[Job]: Leave out the pictures and copy every record exactly.

[Data to use]:
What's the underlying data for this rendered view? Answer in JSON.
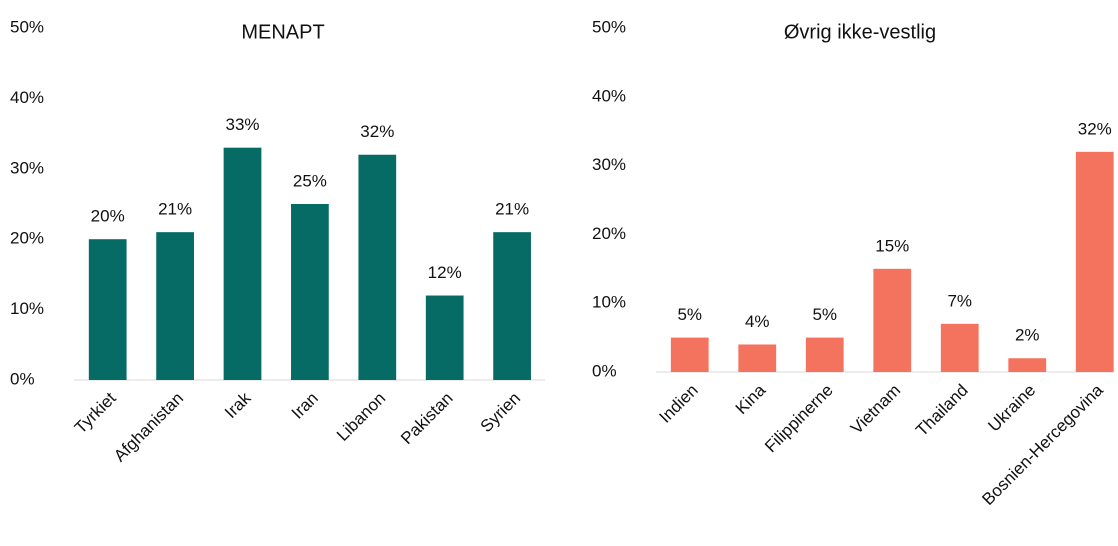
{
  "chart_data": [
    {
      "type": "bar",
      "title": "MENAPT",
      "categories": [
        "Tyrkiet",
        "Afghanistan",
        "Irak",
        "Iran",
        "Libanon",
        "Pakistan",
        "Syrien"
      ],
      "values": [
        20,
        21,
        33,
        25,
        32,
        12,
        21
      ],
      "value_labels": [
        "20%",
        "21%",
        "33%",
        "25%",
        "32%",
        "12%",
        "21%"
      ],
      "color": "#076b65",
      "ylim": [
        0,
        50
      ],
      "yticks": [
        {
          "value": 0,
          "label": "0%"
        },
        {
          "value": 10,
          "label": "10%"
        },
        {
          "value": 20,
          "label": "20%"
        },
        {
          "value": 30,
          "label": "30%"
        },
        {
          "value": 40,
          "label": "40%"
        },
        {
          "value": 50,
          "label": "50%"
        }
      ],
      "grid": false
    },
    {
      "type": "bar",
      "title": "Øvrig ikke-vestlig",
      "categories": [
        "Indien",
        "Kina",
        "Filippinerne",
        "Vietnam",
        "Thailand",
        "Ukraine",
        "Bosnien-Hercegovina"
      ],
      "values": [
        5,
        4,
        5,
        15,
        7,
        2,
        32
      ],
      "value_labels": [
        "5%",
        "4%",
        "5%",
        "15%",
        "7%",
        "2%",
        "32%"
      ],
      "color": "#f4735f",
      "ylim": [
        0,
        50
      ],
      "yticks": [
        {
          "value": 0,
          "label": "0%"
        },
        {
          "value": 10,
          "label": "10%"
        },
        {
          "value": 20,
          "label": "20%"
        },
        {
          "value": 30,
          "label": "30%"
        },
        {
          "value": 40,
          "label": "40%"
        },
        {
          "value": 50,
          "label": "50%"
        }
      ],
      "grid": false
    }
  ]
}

[Exercise result]:
What's the underlying data for this rendered view? Answer in JSON.
{
  "chart_data": [
    {
      "type": "bar",
      "title": "MENAPT",
      "categories": [
        "Tyrkiet",
        "Afghanistan",
        "Irak",
        "Iran",
        "Libanon",
        "Pakistan",
        "Syrien"
      ],
      "values": [
        20,
        21,
        33,
        25,
        32,
        12,
        21
      ],
      "value_labels": [
        "20%",
        "21%",
        "33%",
        "25%",
        "32%",
        "12%",
        "21%"
      ],
      "color": "#076b65",
      "ylim": [
        0,
        50
      ],
      "yticks": [
        {
          "value": 0,
          "label": "0%"
        },
        {
          "value": 10,
          "label": "10%"
        },
        {
          "value": 20,
          "label": "20%"
        },
        {
          "value": 30,
          "label": "30%"
        },
        {
          "value": 40,
          "label": "40%"
        },
        {
          "value": 50,
          "label": "50%"
        }
      ],
      "grid": false
    },
    {
      "type": "bar",
      "title": "Øvrig ikke-vestlig",
      "categories": [
        "Indien",
        "Kina",
        "Filippinerne",
        "Vietnam",
        "Thailand",
        "Ukraine",
        "Bosnien-Hercegovina"
      ],
      "values": [
        5,
        4,
        5,
        15,
        7,
        2,
        32
      ],
      "value_labels": [
        "5%",
        "4%",
        "5%",
        "15%",
        "7%",
        "2%",
        "32%"
      ],
      "color": "#f4735f",
      "ylim": [
        0,
        50
      ],
      "yticks": [
        {
          "value": 0,
          "label": "0%"
        },
        {
          "value": 10,
          "label": "10%"
        },
        {
          "value": 20,
          "label": "20%"
        },
        {
          "value": 30,
          "label": "30%"
        },
        {
          "value": 40,
          "label": "40%"
        },
        {
          "value": 50,
          "label": "50%"
        }
      ],
      "grid": false
    }
  ]
}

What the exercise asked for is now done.